* EXTRACT PROVIDED:

'''

It's not always about war, however. Brewers seldom see anything wrong with a bit of profiteering in peacetime too, should the opportunity arise, and so it is with the new 2.8% ABV tax band that offers a halving of excise duty for beers brewed below it. The late Minister Lenihan introduced this in 2008 "to encourage the safer use of alcohol and to make a contribution over time to reducing death and injury on our roads". Since then, not a single new sub-2.8% ABV beer has been brought to market by any of our brewers, meaning the only real effect of the law has been to boost the profits made by British multinational Diageo on their pre-existing golf club editions of Carlsberg and Guinness.

'''

* DATA LINES:
'''

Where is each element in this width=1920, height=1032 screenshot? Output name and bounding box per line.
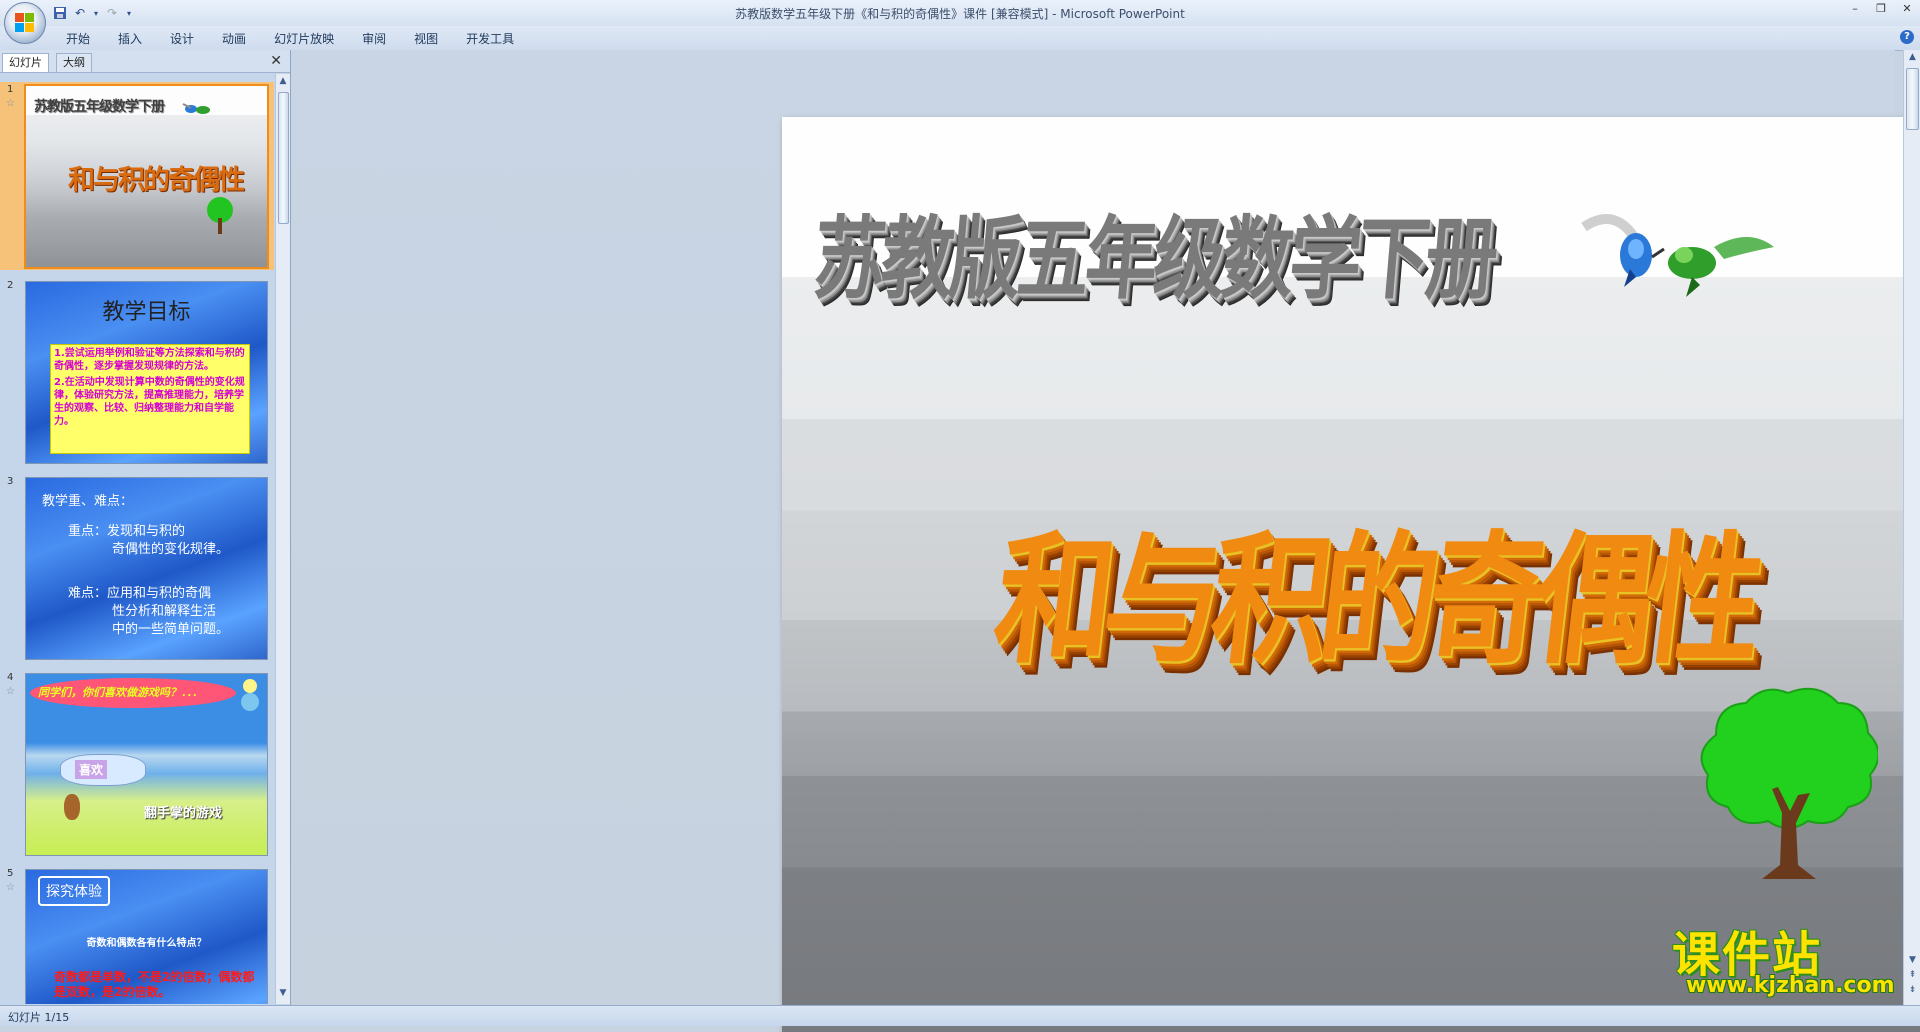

'''

* DIRECTIVES:
1) Please set down the passage on the 2.8% ABV beer tax band word for word, starting with "It's not always" and going on through "Carlsberg and Guinness.".
2) Carry the passage on the 2.8% ABV beer tax band further, picking up after its last sentence.

* ANSWER LIST:
1)
It's not always about war, however. Brewers seldom see anything wrong with a bit of profiteering in peacetime too, should the opportunity arise, and so it is with the new 2.8% ABV tax band that offers a halving of excise duty for beers brewed below it. The late Minister Lenihan introduced this in 2008 "to encourage the safer use of alcohol and to make a contribution over time to reducing death and injury on our roads". Since then, not a single new sub-2.8% ABV beer has been brought to market by any of our brewers, meaning the only real effect of the law has been to boost the profits made by British multinational Diageo on their pre-existing golf club editions of Carlsberg and Guinness.

2)
It's a different story in the UK, however, where the same rate has applied only since late last year yet breweries -- reputable and otherwise -- have been falling over themselves to create product that fits. I offer no comment on the reputation of Manchester's JW Lees brewery, but their Brewer's Dark is one from their back catalogue that has been adapted to dodge the exciseman, knocked down to 2.8 from the former lofty heights of 3.5% ABV, whence I tasted it a couple of years ago. I don't know how much of the difference is down to the carbonation method, but I'm getting none of the rich chocolate creaminess of the cask version from this new bottle. There's still a lovely roast bite, however, making it a deliciously refreshing dark quaffing beer. Light, without being watery, thin or dull. Yes, we could do with something in this style over here.
We're not stuck for 4.x% stouts, however, though I was still interested to see Fuller's of London launched a new one last year. This was followed by disappointment when I couldn't get any on a trip to their home turf in April. But, resilient as ever, I tracked down a bottle in Dublin and here it is. 4.5% ABV, so a teeny bit stronger than the draught version they had out as a seasonal last November.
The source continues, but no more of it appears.